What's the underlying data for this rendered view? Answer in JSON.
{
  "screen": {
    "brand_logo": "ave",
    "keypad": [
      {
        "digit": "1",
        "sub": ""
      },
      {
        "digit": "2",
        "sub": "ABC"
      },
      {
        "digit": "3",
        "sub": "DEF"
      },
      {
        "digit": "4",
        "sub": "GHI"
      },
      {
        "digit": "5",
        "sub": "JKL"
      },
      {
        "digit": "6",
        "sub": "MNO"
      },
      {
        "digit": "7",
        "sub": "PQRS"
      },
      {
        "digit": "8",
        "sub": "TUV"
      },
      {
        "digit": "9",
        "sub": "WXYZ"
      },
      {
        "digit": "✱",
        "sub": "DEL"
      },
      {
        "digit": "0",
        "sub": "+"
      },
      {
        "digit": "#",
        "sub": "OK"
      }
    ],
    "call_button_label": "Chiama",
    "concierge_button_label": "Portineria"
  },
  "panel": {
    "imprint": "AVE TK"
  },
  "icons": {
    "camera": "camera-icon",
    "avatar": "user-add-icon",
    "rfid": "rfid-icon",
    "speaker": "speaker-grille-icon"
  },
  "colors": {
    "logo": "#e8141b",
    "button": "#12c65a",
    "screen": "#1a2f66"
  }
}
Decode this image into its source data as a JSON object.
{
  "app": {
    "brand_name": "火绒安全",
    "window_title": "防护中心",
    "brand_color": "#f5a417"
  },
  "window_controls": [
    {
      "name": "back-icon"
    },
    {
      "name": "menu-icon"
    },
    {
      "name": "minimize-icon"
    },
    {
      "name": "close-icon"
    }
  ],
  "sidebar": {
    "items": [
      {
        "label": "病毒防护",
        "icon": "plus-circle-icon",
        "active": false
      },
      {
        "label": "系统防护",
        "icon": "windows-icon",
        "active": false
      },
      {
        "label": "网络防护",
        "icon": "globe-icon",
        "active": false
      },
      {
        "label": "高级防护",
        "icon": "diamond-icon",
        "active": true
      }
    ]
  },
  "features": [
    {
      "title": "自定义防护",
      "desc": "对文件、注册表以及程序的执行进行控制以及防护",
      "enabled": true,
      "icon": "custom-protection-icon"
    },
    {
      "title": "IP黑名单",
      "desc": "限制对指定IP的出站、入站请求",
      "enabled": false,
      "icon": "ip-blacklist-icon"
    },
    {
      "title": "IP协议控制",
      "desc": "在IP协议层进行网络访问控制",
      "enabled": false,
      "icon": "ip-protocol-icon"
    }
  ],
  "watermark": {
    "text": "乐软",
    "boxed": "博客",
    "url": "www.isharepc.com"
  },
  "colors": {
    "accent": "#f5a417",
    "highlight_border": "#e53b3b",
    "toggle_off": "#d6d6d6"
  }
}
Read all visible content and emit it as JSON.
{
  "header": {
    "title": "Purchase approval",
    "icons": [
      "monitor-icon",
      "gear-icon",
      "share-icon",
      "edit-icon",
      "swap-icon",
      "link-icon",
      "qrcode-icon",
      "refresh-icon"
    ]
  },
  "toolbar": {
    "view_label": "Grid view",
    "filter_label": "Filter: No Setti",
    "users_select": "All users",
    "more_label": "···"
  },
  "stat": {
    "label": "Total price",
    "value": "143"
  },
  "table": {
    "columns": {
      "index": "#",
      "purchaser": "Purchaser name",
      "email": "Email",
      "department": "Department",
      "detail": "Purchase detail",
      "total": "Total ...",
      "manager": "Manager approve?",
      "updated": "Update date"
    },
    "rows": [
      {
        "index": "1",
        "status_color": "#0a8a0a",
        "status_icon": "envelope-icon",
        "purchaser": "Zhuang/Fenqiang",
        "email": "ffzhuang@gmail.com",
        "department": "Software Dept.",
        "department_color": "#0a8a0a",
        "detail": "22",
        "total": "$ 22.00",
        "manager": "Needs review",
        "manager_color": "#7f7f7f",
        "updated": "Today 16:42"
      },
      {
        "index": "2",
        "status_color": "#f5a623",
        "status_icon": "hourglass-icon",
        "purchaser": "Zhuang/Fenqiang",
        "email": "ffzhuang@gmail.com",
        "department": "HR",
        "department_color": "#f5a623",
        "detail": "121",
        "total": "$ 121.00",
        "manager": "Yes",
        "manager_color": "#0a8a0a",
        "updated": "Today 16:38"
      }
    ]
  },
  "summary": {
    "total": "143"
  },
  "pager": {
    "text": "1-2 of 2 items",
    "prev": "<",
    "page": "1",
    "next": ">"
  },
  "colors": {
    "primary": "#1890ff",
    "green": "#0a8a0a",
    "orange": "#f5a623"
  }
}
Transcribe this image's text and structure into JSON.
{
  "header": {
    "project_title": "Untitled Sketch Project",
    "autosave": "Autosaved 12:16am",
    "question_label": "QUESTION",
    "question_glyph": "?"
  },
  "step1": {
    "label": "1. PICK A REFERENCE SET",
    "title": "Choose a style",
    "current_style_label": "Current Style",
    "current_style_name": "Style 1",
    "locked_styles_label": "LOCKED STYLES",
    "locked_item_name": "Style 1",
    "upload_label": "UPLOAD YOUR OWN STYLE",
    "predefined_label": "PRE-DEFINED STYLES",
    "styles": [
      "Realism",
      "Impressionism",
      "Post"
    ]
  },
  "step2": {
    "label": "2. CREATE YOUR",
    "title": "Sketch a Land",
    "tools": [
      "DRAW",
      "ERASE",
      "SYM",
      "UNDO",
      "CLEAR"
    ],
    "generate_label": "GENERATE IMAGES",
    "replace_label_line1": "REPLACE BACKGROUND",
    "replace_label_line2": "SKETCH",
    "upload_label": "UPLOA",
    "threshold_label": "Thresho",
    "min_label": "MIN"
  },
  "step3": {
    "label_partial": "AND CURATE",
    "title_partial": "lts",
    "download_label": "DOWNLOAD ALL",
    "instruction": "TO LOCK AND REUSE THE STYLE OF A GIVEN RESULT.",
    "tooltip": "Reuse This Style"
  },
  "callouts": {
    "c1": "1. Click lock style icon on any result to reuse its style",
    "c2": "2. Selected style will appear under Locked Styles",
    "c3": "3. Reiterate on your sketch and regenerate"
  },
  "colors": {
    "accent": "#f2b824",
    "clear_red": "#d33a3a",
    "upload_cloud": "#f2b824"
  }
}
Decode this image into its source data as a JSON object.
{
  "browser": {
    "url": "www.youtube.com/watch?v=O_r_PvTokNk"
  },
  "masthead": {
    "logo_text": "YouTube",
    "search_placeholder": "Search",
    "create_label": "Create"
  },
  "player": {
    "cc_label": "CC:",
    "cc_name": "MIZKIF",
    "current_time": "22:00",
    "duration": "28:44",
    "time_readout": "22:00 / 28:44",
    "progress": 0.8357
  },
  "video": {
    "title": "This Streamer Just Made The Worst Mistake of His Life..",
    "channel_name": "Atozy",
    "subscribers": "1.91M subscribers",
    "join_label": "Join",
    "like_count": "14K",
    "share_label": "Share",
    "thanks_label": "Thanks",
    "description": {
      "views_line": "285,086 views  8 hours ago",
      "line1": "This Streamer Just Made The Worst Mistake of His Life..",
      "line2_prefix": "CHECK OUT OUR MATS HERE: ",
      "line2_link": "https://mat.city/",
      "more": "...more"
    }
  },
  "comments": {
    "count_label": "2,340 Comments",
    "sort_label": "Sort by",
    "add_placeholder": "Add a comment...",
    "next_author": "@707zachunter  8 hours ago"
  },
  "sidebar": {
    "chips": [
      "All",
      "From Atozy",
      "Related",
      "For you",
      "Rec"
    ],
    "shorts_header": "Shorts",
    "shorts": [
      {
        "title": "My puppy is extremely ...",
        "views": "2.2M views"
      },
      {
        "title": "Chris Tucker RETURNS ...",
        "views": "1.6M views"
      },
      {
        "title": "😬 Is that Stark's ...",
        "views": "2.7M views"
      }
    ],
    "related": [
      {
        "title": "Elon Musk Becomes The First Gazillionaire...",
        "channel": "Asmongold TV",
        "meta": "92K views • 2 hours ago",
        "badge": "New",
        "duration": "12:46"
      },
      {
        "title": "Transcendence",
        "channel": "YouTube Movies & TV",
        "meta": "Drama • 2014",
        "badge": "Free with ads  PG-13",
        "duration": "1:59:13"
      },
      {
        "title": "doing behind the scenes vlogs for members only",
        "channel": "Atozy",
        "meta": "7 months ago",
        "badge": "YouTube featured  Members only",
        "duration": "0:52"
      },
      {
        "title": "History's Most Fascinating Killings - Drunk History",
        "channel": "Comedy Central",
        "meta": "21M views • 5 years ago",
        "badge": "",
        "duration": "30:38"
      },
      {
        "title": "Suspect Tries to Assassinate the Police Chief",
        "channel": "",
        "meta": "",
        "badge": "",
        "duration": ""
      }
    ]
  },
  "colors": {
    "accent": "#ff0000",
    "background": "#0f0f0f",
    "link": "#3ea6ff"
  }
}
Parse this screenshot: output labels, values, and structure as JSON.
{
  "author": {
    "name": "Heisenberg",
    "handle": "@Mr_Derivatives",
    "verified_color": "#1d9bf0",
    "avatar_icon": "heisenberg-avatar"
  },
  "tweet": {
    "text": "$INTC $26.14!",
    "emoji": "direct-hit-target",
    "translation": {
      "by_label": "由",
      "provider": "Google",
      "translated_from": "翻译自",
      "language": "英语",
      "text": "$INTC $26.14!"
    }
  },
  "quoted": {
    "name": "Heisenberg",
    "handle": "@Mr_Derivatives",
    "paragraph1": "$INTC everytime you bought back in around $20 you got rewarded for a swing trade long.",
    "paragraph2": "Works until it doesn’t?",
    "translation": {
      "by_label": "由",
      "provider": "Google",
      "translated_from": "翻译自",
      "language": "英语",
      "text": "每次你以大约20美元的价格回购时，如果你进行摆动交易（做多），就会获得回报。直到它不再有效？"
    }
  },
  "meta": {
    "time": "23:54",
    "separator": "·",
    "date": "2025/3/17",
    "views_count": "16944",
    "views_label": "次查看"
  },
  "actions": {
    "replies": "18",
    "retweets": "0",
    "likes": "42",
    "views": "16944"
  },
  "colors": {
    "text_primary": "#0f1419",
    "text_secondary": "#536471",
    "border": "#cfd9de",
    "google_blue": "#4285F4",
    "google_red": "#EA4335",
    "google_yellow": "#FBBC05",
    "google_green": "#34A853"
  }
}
########################################
- [WHAT YOU WILL DO] Check every line of the material for the string "Atozy" and give the number of lines that have it, without anything else.

- [SOLUTION FOR THIS PROBLEM] 3